TO BE DONE>
From the records below, extract all the text exactly and leave the images behind.

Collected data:
---

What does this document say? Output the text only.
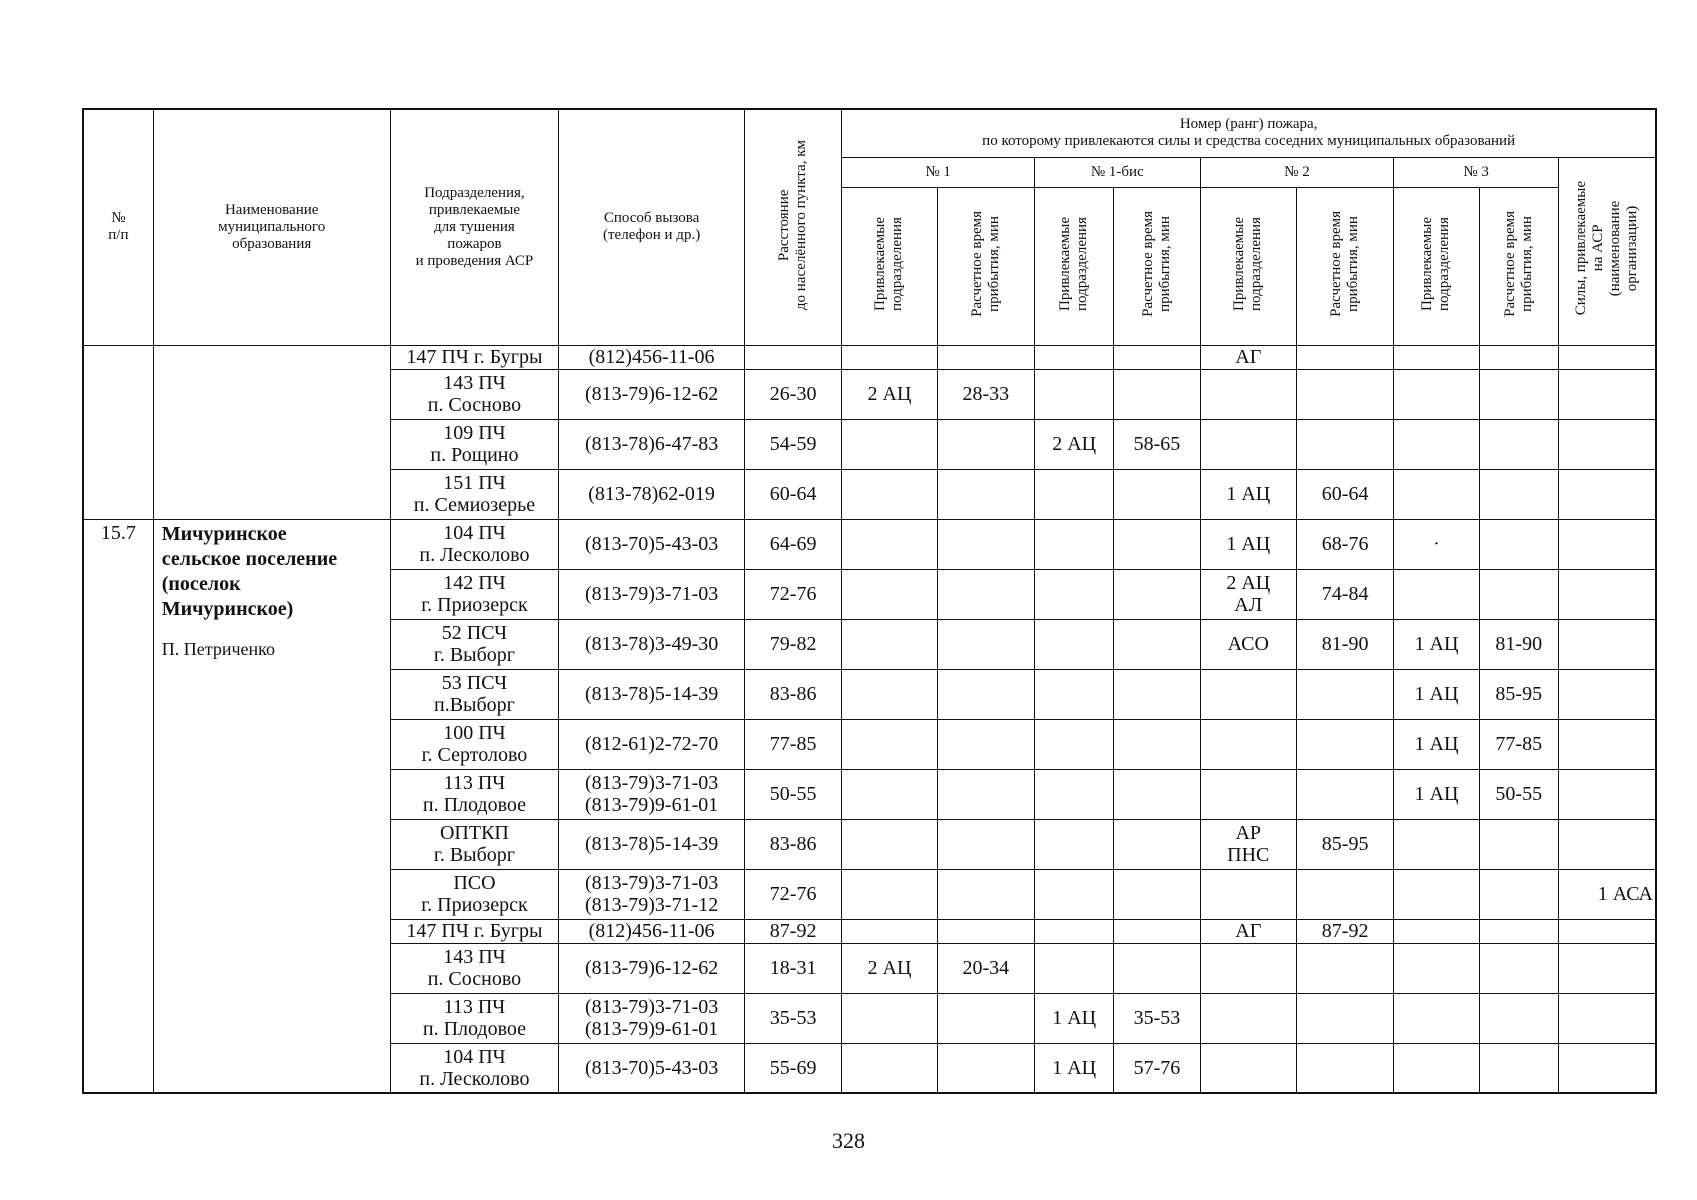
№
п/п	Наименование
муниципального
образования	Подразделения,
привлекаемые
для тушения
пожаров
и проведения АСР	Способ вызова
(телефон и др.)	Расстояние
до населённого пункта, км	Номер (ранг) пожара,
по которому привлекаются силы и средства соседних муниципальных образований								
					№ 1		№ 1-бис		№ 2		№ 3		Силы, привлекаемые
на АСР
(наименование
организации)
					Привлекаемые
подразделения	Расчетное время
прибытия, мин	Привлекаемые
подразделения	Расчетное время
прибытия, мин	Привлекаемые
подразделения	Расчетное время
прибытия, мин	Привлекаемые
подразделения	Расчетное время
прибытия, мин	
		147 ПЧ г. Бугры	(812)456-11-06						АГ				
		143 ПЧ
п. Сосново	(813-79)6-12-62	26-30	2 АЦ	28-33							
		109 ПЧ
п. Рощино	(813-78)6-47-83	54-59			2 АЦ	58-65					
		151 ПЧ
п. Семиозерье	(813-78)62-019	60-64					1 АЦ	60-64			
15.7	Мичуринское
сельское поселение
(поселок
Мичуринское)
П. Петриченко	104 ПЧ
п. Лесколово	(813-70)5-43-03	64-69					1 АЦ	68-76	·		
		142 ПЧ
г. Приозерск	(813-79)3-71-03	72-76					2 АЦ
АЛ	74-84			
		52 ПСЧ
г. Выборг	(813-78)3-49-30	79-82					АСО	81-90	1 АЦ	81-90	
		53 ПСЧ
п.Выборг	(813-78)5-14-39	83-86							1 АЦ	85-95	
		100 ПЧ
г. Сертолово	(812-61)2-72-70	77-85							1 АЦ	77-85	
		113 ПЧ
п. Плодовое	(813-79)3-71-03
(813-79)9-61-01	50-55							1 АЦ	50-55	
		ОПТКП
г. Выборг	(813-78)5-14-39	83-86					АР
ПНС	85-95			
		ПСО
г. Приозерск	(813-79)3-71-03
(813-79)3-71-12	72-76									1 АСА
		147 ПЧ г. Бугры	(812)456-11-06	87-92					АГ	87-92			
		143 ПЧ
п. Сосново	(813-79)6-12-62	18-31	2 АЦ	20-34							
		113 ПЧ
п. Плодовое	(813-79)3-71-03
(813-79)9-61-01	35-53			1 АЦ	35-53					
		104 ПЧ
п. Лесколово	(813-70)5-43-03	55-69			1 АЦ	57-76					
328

---

SOLVED PROBLEM>
What does this document say? Output the text only.
№
п/п	Наименование
муниципального
образования	Подразделения,
привлекаемые
для тушения
пожаров
и проведения АСР	Способ вызова
(телефон и др.)	Расстояние
до населённого пункта, км	Номер (ранг) пожара,
по которому привлекаются силы и средства соседних муниципальных образований								
					№ 1		№ 1-бис		№ 2		№ 3		Силы, привлекаемые
на АСР
(наименование
организации)
					Привлекаемые
подразделения	Расчетное время
прибытия, мин	Привлекаемые
подразделения	Расчетное время
прибытия, мин	Привлекаемые
подразделения	Расчетное время
прибытия, мин	Привлекаемые
подразделения	Расчетное время
прибытия, мин	
		147 ПЧ г. Бугры	(812)456-11-06						АГ				
		143 ПЧ
п. Сосново	(813-79)6-12-62	26-30	2 АЦ	28-33							
		109 ПЧ
п. Рощино	(813-78)6-47-83	54-59			2 АЦ	58-65					
		151 ПЧ
п. Семиозерье	(813-78)62-019	60-64					1 АЦ	60-64			
15.7	Мичуринское
сельское поселение
(поселок
Мичуринское)
П. Петриченко	104 ПЧ
п. Лесколово	(813-70)5-43-03	64-69					1 АЦ	68-76	·		
		142 ПЧ
г. Приозерск	(813-79)3-71-03	72-76					2 АЦ
АЛ	74-84			
		52 ПСЧ
г. Выборг	(813-78)3-49-30	79-82					АСО	81-90	1 АЦ	81-90	
		53 ПСЧ
п.Выборг	(813-78)5-14-39	83-86							1 АЦ	85-95	
		100 ПЧ
г. Сертолово	(812-61)2-72-70	77-85							1 АЦ	77-85	
		113 ПЧ
п. Плодовое	(813-79)3-71-03
(813-79)9-61-01	50-55							1 АЦ	50-55	
		ОПТКП
г. Выборг	(813-78)5-14-39	83-86					АР
ПНС	85-95			
		ПСО
г. Приозерск	(813-79)3-71-03
(813-79)3-71-12	72-76									1 АСА
		147 ПЧ г. Бугры	(812)456-11-06	87-92					АГ	87-92			
		143 ПЧ
п. Сосново	(813-79)6-12-62	18-31	2 АЦ	20-34							
		113 ПЧ
п. Плодовое	(813-79)3-71-03
(813-79)9-61-01	35-53			1 АЦ	35-53					
		104 ПЧ
п. Лесколово	(813-70)5-43-03	55-69			1 АЦ	57-76					
328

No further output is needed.